From the listing below, pull each line that includes "Mulai".

Stored entries

◆ ◆ ◆ ◆

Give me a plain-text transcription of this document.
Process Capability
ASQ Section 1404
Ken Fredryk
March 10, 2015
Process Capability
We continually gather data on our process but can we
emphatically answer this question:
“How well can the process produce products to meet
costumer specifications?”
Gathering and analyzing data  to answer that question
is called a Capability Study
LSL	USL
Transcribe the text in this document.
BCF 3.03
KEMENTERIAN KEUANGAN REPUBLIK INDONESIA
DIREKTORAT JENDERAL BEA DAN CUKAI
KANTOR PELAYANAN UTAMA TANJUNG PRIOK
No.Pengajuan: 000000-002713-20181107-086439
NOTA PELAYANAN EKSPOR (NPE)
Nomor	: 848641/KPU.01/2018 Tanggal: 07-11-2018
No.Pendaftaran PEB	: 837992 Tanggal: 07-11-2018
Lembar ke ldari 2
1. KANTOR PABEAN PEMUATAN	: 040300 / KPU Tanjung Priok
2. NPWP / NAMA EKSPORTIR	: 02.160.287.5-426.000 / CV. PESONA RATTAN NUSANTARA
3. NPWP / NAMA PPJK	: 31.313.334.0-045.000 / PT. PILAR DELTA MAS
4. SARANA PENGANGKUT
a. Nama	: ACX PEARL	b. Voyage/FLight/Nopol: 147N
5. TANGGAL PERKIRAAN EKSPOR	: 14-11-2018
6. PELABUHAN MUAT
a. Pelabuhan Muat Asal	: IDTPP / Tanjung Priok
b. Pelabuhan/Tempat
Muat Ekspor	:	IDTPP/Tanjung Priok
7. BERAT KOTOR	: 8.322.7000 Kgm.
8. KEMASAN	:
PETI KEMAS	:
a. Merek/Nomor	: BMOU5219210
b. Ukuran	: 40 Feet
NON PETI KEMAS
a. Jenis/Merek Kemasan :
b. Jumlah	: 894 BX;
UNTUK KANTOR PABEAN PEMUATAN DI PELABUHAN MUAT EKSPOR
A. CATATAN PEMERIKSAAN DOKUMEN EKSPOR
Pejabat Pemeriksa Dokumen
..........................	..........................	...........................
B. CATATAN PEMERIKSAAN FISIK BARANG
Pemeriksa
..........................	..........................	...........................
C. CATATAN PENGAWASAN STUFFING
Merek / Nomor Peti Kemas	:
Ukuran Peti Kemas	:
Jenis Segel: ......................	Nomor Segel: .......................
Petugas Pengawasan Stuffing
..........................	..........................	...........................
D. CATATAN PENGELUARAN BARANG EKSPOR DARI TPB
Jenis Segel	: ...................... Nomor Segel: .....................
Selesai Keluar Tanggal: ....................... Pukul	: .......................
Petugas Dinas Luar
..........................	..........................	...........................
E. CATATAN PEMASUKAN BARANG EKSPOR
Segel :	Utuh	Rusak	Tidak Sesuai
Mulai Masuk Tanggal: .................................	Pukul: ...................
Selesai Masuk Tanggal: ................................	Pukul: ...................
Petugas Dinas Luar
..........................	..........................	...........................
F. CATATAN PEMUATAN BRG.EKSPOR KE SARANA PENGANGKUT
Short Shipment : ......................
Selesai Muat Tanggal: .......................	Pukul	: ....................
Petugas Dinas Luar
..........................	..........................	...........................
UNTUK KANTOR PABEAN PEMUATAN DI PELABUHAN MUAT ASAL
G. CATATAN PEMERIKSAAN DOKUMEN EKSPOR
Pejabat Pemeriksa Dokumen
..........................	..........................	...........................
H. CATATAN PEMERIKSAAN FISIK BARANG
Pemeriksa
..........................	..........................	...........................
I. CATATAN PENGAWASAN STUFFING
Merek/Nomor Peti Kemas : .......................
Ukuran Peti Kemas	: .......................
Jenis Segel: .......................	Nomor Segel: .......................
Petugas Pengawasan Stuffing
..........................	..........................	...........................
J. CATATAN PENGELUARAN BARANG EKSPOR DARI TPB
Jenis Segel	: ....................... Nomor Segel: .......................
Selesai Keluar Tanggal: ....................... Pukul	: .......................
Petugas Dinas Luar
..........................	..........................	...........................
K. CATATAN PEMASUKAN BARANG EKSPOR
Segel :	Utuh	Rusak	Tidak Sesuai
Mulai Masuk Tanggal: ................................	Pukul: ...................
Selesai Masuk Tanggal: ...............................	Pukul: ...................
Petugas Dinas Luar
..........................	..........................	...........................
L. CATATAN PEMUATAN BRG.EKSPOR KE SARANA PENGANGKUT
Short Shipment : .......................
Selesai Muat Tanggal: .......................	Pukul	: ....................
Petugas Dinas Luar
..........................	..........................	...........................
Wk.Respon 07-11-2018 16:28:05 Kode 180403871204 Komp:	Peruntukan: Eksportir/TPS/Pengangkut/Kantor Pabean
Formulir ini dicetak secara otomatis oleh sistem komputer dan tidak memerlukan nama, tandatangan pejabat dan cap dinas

◆ ◆ ◆ ◆

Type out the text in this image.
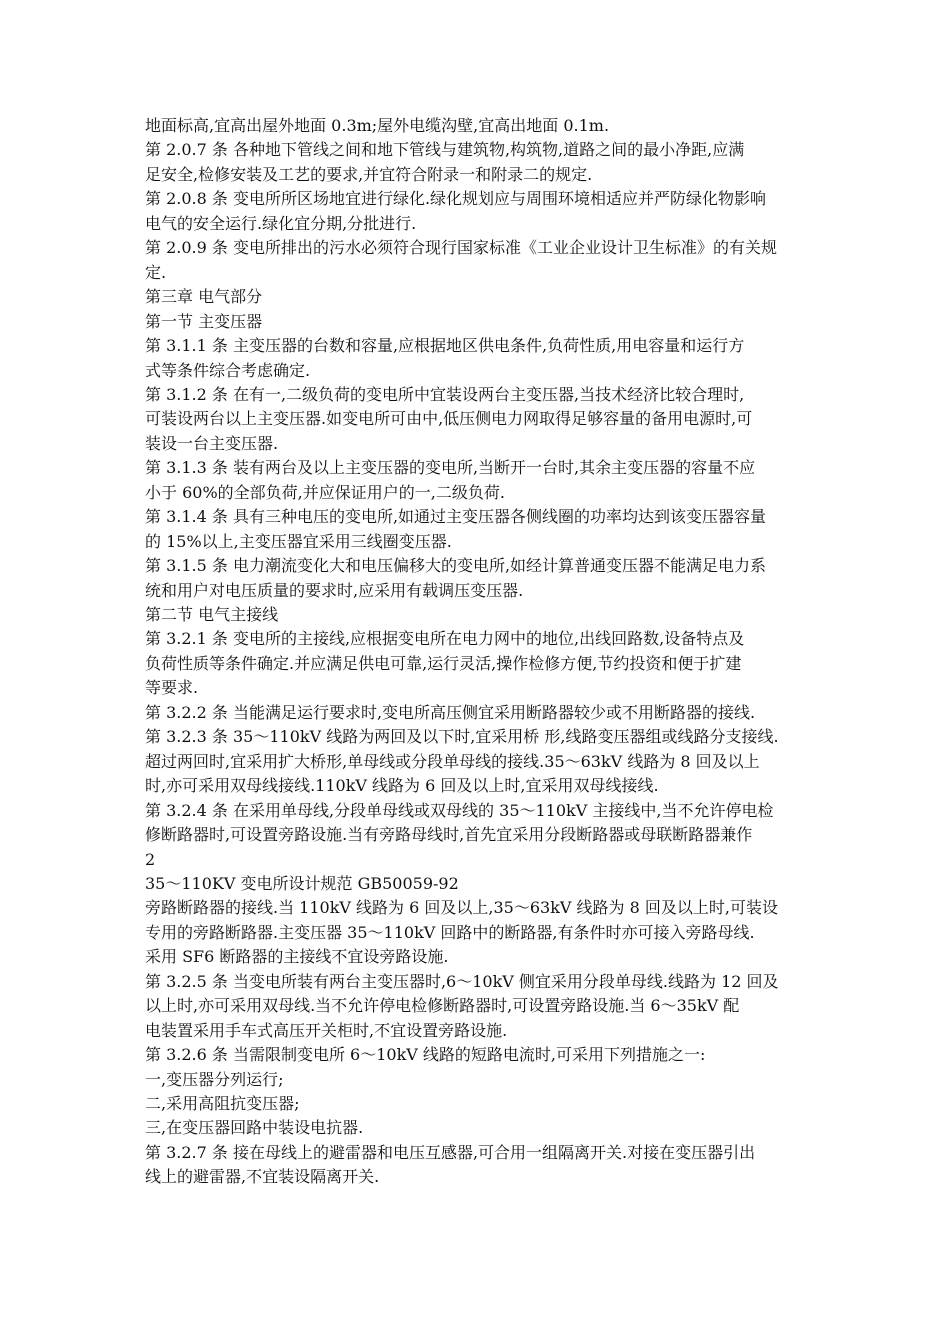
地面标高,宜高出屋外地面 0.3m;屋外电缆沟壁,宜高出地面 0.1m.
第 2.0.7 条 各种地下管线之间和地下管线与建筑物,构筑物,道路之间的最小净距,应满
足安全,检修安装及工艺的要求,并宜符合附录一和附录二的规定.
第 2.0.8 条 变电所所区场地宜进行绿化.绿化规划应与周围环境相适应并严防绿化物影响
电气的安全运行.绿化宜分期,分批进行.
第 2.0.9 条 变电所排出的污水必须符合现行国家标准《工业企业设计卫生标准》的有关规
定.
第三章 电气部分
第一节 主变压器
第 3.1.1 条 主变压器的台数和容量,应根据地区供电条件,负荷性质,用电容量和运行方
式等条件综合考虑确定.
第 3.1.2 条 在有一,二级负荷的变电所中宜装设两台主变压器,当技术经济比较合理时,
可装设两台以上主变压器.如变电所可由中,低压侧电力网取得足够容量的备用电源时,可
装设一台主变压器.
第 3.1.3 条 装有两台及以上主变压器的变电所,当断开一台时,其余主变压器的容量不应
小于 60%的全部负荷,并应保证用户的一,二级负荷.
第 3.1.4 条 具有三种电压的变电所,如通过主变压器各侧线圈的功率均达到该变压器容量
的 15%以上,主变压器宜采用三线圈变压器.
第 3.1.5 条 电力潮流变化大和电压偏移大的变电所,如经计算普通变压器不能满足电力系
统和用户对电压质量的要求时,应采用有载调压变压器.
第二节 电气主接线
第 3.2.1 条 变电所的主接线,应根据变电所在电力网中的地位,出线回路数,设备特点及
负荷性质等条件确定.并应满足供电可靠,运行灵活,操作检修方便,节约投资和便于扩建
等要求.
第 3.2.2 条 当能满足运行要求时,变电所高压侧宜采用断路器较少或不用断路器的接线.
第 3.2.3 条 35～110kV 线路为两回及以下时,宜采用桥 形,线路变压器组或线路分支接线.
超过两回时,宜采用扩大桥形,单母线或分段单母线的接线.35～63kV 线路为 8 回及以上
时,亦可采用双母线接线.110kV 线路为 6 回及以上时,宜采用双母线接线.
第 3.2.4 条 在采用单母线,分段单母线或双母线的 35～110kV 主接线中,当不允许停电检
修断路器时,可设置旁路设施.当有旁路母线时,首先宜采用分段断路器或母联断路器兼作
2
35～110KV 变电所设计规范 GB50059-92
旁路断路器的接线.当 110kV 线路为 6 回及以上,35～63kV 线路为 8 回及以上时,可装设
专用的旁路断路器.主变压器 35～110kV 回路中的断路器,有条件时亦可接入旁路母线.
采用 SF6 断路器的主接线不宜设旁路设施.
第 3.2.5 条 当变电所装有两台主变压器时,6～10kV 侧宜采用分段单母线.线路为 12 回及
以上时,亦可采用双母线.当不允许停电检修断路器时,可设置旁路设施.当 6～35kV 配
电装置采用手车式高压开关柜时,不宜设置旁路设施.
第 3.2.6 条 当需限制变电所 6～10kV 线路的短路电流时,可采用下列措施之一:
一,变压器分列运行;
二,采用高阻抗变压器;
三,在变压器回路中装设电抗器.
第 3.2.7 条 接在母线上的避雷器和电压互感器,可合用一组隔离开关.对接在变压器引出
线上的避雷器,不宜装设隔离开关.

◆ ◆ ◆ ◆

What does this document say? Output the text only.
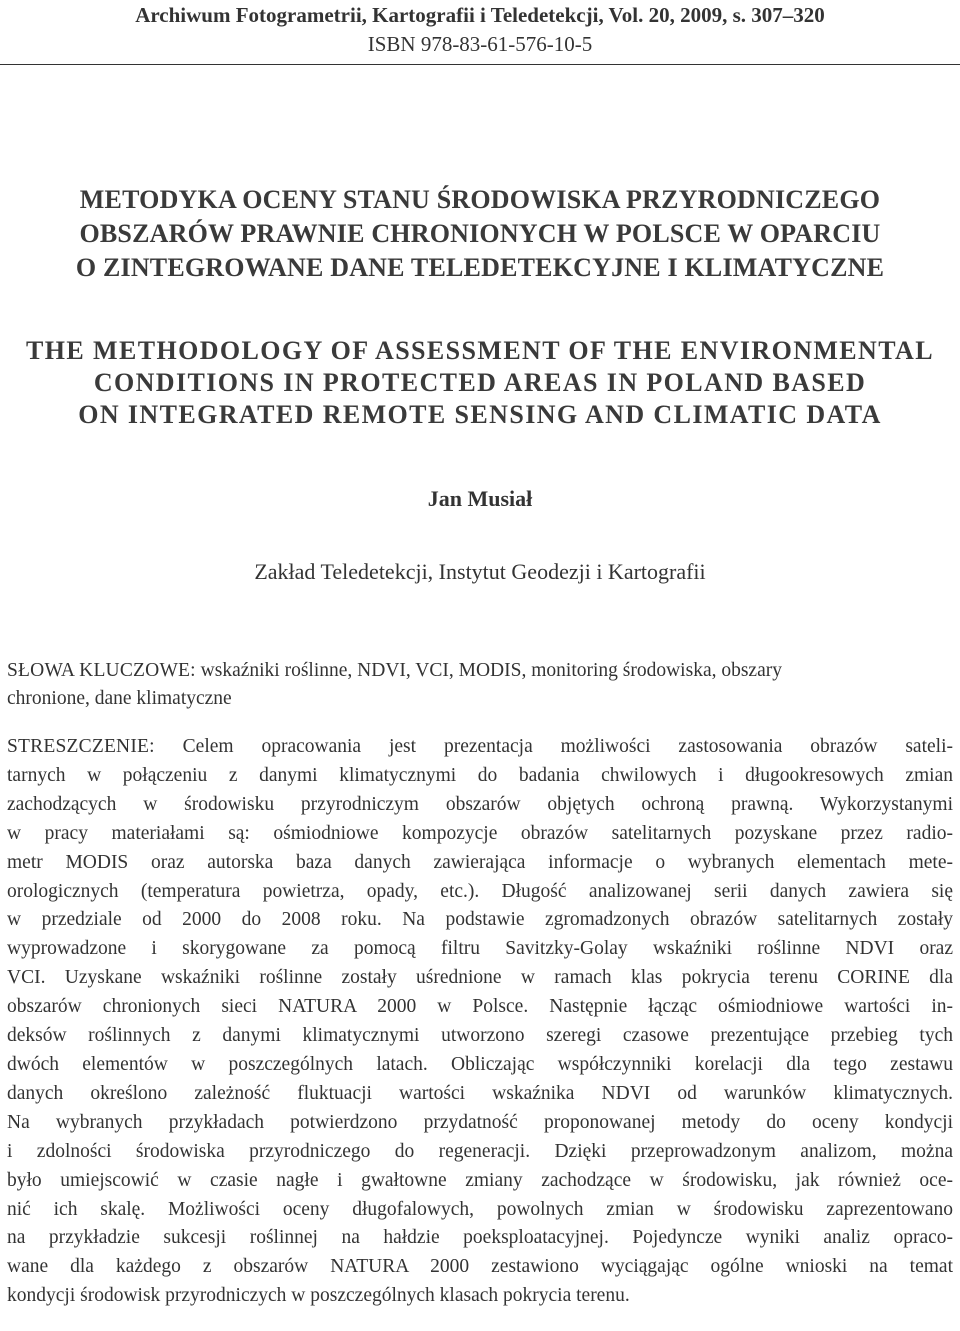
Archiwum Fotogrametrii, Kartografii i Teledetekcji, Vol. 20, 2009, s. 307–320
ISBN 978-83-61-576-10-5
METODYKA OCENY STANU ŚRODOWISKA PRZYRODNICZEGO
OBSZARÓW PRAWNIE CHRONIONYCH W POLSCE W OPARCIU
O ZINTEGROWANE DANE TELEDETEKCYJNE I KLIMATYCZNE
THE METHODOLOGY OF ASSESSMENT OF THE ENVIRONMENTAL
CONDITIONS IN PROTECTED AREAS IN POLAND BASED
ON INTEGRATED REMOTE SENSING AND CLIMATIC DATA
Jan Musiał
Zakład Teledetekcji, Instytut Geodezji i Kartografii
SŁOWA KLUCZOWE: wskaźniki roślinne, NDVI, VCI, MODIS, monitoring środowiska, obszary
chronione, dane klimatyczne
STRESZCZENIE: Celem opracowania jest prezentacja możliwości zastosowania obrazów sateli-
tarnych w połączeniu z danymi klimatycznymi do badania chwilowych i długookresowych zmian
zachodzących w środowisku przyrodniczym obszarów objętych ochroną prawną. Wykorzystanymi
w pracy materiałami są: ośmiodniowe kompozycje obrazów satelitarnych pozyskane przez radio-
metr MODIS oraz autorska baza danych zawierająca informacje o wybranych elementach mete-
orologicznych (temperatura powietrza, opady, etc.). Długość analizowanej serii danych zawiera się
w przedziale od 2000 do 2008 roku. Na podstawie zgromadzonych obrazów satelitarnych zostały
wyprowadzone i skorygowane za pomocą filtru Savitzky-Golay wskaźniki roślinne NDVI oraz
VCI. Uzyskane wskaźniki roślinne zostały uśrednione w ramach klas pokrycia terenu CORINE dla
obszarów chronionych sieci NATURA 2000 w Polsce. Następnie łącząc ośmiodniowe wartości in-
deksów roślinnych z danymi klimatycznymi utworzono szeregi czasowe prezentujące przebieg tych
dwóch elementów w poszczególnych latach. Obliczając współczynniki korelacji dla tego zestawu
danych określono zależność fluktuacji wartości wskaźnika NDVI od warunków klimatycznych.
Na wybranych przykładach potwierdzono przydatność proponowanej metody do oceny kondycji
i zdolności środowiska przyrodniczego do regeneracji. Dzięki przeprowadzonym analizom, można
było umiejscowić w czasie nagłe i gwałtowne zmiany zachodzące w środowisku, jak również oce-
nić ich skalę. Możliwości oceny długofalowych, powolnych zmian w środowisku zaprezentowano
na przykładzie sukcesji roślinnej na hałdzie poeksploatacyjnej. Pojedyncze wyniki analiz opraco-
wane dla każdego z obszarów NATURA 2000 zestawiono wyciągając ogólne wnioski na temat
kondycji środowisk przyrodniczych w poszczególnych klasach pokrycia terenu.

◆ ◆ ◆ ◆

▶ WORKED ANSWER:
Mulai Masuk Tanggal: .................................	Pukul: ...................
Mulai Masuk Tanggal: ................................	Pukul: ...................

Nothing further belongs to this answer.